> _Problem to solve_:
Exactly reproduce each entry, leaving out nothing.
* Start *
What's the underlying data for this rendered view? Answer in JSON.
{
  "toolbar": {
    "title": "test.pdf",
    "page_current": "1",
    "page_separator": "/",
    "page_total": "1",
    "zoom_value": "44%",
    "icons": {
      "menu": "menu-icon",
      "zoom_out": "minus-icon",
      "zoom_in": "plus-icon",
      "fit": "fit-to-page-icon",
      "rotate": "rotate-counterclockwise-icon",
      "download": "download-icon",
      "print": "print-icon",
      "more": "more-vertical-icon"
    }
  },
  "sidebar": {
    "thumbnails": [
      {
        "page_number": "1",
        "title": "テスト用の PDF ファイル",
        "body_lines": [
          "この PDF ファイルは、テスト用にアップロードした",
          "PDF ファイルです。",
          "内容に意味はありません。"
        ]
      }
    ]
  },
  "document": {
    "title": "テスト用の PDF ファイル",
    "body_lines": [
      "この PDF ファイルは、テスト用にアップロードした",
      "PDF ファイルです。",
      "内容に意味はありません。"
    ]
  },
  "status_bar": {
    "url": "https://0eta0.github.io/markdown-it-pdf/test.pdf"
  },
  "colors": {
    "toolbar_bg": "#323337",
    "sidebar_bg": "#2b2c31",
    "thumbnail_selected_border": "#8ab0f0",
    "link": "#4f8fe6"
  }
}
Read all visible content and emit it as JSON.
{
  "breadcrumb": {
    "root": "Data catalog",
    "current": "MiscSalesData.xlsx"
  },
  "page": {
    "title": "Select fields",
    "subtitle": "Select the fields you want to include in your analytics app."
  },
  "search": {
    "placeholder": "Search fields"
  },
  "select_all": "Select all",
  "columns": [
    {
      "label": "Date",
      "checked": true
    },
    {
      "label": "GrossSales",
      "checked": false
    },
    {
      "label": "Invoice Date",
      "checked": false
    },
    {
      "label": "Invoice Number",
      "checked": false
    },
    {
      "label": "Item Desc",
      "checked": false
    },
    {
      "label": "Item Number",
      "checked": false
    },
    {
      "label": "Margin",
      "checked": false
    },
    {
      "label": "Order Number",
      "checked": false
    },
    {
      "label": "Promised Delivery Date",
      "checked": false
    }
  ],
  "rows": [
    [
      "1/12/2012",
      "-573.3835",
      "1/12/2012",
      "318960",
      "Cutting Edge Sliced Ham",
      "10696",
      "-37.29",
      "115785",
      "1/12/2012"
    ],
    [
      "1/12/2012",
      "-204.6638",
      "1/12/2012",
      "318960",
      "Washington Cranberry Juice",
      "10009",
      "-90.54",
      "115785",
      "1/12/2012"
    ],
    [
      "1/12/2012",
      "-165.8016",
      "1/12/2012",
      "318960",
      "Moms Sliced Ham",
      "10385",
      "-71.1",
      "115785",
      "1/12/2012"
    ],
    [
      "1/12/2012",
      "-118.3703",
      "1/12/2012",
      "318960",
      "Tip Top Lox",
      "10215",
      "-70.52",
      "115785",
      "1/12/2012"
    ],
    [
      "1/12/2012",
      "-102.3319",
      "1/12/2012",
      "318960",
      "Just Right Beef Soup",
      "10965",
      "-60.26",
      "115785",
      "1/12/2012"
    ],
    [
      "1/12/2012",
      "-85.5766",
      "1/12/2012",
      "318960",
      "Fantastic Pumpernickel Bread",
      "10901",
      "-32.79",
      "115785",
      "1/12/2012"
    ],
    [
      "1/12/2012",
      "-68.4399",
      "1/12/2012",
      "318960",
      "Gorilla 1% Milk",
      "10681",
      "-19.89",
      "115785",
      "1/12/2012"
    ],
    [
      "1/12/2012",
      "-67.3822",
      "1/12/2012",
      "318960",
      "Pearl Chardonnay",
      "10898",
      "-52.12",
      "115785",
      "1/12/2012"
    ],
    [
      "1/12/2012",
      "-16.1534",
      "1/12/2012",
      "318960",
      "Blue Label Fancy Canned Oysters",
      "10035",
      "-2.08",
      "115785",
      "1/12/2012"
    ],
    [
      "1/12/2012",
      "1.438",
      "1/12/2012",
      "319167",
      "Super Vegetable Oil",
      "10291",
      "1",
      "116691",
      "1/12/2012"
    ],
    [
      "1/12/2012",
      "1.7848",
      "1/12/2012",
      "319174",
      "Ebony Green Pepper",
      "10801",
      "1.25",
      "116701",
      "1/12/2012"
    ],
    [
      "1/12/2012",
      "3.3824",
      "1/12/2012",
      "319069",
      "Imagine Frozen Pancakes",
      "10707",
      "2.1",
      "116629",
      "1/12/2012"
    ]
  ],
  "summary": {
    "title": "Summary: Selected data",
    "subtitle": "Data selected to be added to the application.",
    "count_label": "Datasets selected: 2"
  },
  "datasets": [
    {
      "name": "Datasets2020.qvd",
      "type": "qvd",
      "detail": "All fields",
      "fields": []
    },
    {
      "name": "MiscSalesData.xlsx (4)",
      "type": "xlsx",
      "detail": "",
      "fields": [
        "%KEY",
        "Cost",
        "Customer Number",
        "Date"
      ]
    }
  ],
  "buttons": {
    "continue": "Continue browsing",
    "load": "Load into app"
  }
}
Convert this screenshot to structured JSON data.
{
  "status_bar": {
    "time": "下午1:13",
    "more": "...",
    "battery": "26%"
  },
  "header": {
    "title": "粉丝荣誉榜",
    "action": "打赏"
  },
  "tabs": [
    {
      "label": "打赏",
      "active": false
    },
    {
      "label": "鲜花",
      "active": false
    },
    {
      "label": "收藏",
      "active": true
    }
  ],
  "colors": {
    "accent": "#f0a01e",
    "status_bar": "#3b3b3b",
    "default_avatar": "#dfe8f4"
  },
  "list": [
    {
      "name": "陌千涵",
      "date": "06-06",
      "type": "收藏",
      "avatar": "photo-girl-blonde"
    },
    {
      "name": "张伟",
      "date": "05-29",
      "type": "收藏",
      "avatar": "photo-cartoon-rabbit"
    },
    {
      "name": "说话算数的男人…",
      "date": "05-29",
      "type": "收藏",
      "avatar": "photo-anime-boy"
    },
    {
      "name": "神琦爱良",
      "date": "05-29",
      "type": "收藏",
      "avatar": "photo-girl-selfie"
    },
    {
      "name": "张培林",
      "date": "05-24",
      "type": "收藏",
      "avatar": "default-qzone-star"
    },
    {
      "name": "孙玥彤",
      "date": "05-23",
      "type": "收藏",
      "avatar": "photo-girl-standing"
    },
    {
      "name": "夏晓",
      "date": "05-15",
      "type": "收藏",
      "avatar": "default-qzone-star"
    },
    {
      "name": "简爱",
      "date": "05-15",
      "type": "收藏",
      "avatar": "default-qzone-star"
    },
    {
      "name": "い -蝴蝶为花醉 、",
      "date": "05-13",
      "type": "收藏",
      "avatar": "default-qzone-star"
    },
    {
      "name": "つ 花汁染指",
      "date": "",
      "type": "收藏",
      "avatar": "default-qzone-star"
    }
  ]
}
* End *
> _Final answer_:
What's the underlying data for this rendered view? Answer in JSON.
{
  "toolbar": {
    "title": "test.pdf",
    "page_current": "1",
    "page_separator": "/",
    "page_total": "1",
    "zoom_value": "44%",
    "icons": {
      "menu": "menu-icon",
      "zoom_out": "minus-icon",
      "zoom_in": "plus-icon",
      "fit": "fit-to-page-icon",
      "rotate": "rotate-counterclockwise-icon",
      "download": "download-icon",
      "print": "print-icon",
      "more": "more-vertical-icon"
    }
  },
  "sidebar": {
    "thumbnails": [
      {
        "page_number": "1",
        "title": "テスト用の PDF ファイル",
        "body_lines": [
          "この PDF ファイルは、テスト用にアップロードした",
          "PDF ファイルです。",
          "内容に意味はありません。"
        ]
      }
    ]
  },
  "document": {
    "title": "テスト用の PDF ファイル",
    "body_lines": [
      "この PDF ファイルは、テスト用にアップロードした",
      "PDF ファイルです。",
      "内容に意味はありません。"
    ]
  },
  "status_bar": {
    "url": "https://0eta0.github.io/markdown-it-pdf/test.pdf"
  },
  "colors": {
    "toolbar_bg": "#323337",
    "sidebar_bg": "#2b2c31",
    "thumbnail_selected_border": "#8ab0f0",
    "link": "#4f8fe6"
  }
}
Read all visible content and emit it as JSON.
{
  "breadcrumb": {
    "root": "Data catalog",
    "current": "MiscSalesData.xlsx"
  },
  "page": {
    "title": "Select fields",
    "subtitle": "Select the fields you want to include in your analytics app."
  },
  "search": {
    "placeholder": "Search fields"
  },
  "select_all": "Select all",
  "columns": [
    {
      "label": "Date",
      "checked": true
    },
    {
      "label": "GrossSales",
      "checked": false
    },
    {
      "label": "Invoice Date",
      "checked": false
    },
    {
      "label": "Invoice Number",
      "checked": false
    },
    {
      "label": "Item Desc",
      "checked": false
    },
    {
      "label": "Item Number",
      "checked": false
    },
    {
      "label": "Margin",
      "checked": false
    },
    {
      "label": "Order Number",
      "checked": false
    },
    {
      "label": "Promised Delivery Date",
      "checked": false
    }
  ],
  "rows": [
    [
      "1/12/2012",
      "-573.3835",
      "1/12/2012",
      "318960",
      "Cutting Edge Sliced Ham",
      "10696",
      "-37.29",
      "115785",
      "1/12/2012"
    ],
    [
      "1/12/2012",
      "-204.6638",
      "1/12/2012",
      "318960",
      "Washington Cranberry Juice",
      "10009",
      "-90.54",
      "115785",
      "1/12/2012"
    ],
    [
      "1/12/2012",
      "-165.8016",
      "1/12/2012",
      "318960",
      "Moms Sliced Ham",
      "10385",
      "-71.1",
      "115785",
      "1/12/2012"
    ],
    [
      "1/12/2012",
      "-118.3703",
      "1/12/2012",
      "318960",
      "Tip Top Lox",
      "10215",
      "-70.52",
      "115785",
      "1/12/2012"
    ],
    [
      "1/12/2012",
      "-102.3319",
      "1/12/2012",
      "318960",
      "Just Right Beef Soup",
      "10965",
      "-60.26",
      "115785",
      "1/12/2012"
    ],
    [
      "1/12/2012",
      "-85.5766",
      "1/12/2012",
      "318960",
      "Fantastic Pumpernickel Bread",
      "10901",
      "-32.79",
      "115785",
      "1/12/2012"
    ],
    [
      "1/12/2012",
      "-68.4399",
      "1/12/2012",
      "318960",
      "Gorilla 1% Milk",
      "10681",
      "-19.89",
      "115785",
      "1/12/2012"
    ],
    [
      "1/12/2012",
      "-67.3822",
      "1/12/2012",
      "318960",
      "Pearl Chardonnay",
      "10898",
      "-52.12",
      "115785",
      "1/12/2012"
    ],
    [
      "1/12/2012",
      "-16.1534",
      "1/12/2012",
      "318960",
      "Blue Label Fancy Canned Oysters",
      "10035",
      "-2.08",
      "115785",
      "1/12/2012"
    ],
    [
      "1/12/2012",
      "1.438",
      "1/12/2012",
      "319167",
      "Super Vegetable Oil",
      "10291",
      "1",
      "116691",
      "1/12/2012"
    ],
    [
      "1/12/2012",
      "1.7848",
      "1/12/2012",
      "319174",
      "Ebony Green Pepper",
      "10801",
      "1.25",
      "116701",
      "1/12/2012"
    ],
    [
      "1/12/2012",
      "3.3824",
      "1/12/2012",
      "319069",
      "Imagine Frozen Pancakes",
      "10707",
      "2.1",
      "116629",
      "1/12/2012"
    ]
  ],
  "summary": {
    "title": "Summary: Selected data",
    "subtitle": "Data selected to be added to the application.",
    "count_label": "Datasets selected: 2"
  },
  "datasets": [
    {
      "name": "Datasets2020.qvd",
      "type": "qvd",
      "detail": "All fields",
      "fields": []
    },
    {
      "name": "MiscSalesData.xlsx (4)",
      "type": "xlsx",
      "detail": "",
      "fields": [
        "%KEY",
        "Cost",
        "Customer Number",
        "Date"
      ]
    }
  ],
  "buttons": {
    "continue": "Continue browsing",
    "load": "Load into app"
  }
}
Convert this screenshot to structured JSON data.
{
  "status_bar": {
    "time": "下午1:13",
    "more": "...",
    "battery": "26%"
  },
  "header": {
    "title": "粉丝荣誉榜",
    "action": "打赏"
  },
  "tabs": [
    {
      "label": "打赏",
      "active": false
    },
    {
      "label": "鲜花",
      "active": false
    },
    {
      "label": "收藏",
      "active": true
    }
  ],
  "colors": {
    "accent": "#f0a01e",
    "status_bar": "#3b3b3b",
    "default_avatar": "#dfe8f4"
  },
  "list": [
    {
      "name": "陌千涵",
      "date": "06-06",
      "type": "收藏",
      "avatar": "photo-girl-blonde"
    },
    {
      "name": "张伟",
      "date": "05-29",
      "type": "收藏",
      "avatar": "photo-cartoon-rabbit"
    },
    {
      "name": "说话算数的男人…",
      "date": "05-29",
      "type": "收藏",
      "avatar": "photo-anime-boy"
    },
    {
      "name": "神琦爱良",
      "date": "05-29",
      "type": "收藏",
      "avatar": "photo-girl-selfie"
    },
    {
      "name": "张培林",
      "date": "05-24",
      "type": "收藏",
      "avatar": "default-qzone-star"
    },
    {
      "name": "孙玥彤",
      "date": "05-23",
      "type": "收藏",
      "avatar": "photo-girl-standing"
    },
    {
      "name": "夏晓",
      "date": "05-15",
      "type": "收藏",
      "avatar": "default-qzone-star"
    },
    {
      "name": "简爱",
      "date": "05-15",
      "type": "收藏",
      "avatar": "default-qzone-star"
    },
    {
      "name": "い -蝴蝶为花醉 、",
      "date": "05-13",
      "type": "收藏",
      "avatar": "default-qzone-star"
    },
    {
      "name": "つ 花汁染指",
      "date": "",
      "type": "收藏",
      "avatar": "default-qzone-star"
    }
  ]
}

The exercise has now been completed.